Set task: Write out the records as a numbered list, starting at the first line and ending at the line that contains "svg-text:Oct: Oct [220, 214, 236, 224]". Omit any blank lines.

Supplied material:
-=-=-

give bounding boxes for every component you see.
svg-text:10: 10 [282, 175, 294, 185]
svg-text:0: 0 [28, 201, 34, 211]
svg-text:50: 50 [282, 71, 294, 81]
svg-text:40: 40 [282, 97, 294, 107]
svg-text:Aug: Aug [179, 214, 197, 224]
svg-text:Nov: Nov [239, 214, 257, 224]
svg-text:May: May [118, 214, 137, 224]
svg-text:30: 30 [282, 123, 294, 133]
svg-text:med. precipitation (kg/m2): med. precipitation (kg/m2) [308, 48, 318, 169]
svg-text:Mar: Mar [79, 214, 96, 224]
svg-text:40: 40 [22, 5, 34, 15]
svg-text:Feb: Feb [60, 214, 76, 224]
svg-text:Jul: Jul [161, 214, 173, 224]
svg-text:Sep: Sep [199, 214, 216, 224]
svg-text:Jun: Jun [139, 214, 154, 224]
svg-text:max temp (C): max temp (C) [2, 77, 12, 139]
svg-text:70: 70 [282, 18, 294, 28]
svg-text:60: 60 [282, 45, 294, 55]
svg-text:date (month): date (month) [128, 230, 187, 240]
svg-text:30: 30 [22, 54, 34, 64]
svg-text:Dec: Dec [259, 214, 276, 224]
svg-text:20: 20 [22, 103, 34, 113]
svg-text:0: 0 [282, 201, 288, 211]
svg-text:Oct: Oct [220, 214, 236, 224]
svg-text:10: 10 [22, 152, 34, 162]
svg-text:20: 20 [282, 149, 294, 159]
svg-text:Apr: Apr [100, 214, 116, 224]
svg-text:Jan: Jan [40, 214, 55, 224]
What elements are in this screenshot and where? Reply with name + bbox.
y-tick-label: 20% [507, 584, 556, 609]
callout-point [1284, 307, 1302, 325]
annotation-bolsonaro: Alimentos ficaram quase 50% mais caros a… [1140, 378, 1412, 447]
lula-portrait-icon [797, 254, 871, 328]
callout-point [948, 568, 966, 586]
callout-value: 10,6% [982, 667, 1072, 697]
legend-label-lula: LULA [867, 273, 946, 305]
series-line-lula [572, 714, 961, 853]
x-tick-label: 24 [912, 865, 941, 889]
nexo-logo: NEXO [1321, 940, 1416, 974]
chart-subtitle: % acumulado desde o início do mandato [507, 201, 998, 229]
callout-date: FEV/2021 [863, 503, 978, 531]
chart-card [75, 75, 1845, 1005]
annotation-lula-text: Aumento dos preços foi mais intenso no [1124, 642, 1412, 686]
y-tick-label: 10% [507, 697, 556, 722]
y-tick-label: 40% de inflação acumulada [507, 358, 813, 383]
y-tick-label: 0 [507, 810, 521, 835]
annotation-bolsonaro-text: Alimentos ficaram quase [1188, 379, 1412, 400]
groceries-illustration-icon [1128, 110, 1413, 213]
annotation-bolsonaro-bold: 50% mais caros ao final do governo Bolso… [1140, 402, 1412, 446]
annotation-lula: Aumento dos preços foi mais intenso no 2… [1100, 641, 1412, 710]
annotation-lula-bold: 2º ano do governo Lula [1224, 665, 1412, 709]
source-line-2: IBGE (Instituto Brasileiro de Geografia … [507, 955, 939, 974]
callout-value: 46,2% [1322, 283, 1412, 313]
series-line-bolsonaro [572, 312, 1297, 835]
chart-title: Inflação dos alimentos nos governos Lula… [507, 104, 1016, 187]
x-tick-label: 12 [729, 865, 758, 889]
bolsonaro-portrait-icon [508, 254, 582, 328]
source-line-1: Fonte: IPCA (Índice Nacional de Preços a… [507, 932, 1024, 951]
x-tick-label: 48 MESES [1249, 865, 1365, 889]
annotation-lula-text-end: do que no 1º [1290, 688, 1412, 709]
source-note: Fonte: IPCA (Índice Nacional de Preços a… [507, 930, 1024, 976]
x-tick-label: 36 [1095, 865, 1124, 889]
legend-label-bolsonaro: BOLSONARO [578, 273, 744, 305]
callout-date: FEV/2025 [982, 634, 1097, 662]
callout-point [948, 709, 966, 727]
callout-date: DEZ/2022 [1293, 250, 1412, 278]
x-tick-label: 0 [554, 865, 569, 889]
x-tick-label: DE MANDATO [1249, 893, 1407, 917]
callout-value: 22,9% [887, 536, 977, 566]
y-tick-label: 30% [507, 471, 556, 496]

-=-=-

Answer to this problem:
1. give bounding boxes for every component you see.
2. svg-text:10: 10 [282, 175, 294, 185]
3. svg-text:0: 0 [28, 201, 34, 211]
4. svg-text:50: 50 [282, 71, 294, 81]
5. svg-text:40: 40 [282, 97, 294, 107]
6. svg-text:Aug: Aug [179, 214, 197, 224]
7. svg-text:Nov: Nov [239, 214, 257, 224]
8. svg-text:May: May [118, 214, 137, 224]
9. svg-text:30: 30 [282, 123, 294, 133]
10. svg-text:med. precipitation (kg/m2): med. precipitation (kg/m2) [308, 48, 318, 169]
11. svg-text:Mar: Mar [79, 214, 96, 224]
12. svg-text:40: 40 [22, 5, 34, 15]
13. svg-text:Feb: Feb [60, 214, 76, 224]
14. svg-text:Jul: Jul [161, 214, 173, 224]
15. svg-text:Sep: Sep [199, 214, 216, 224]
16. svg-text:Jun: Jun [139, 214, 154, 224]
17. svg-text:max temp (C): max temp (C) [2, 77, 12, 139]
18. svg-text:70: 70 [282, 18, 294, 28]
19. svg-text:60: 60 [282, 45, 294, 55]
20. svg-text:date (month): date (month) [128, 230, 187, 240]
21. svg-text:30: 30 [22, 54, 34, 64]
22. svg-text:Dec: Dec [259, 214, 276, 224]
23. svg-text:20: 20 [22, 103, 34, 113]
24. svg-text:0: 0 [282, 201, 288, 211]
25. svg-text:Oct: Oct [220, 214, 236, 224]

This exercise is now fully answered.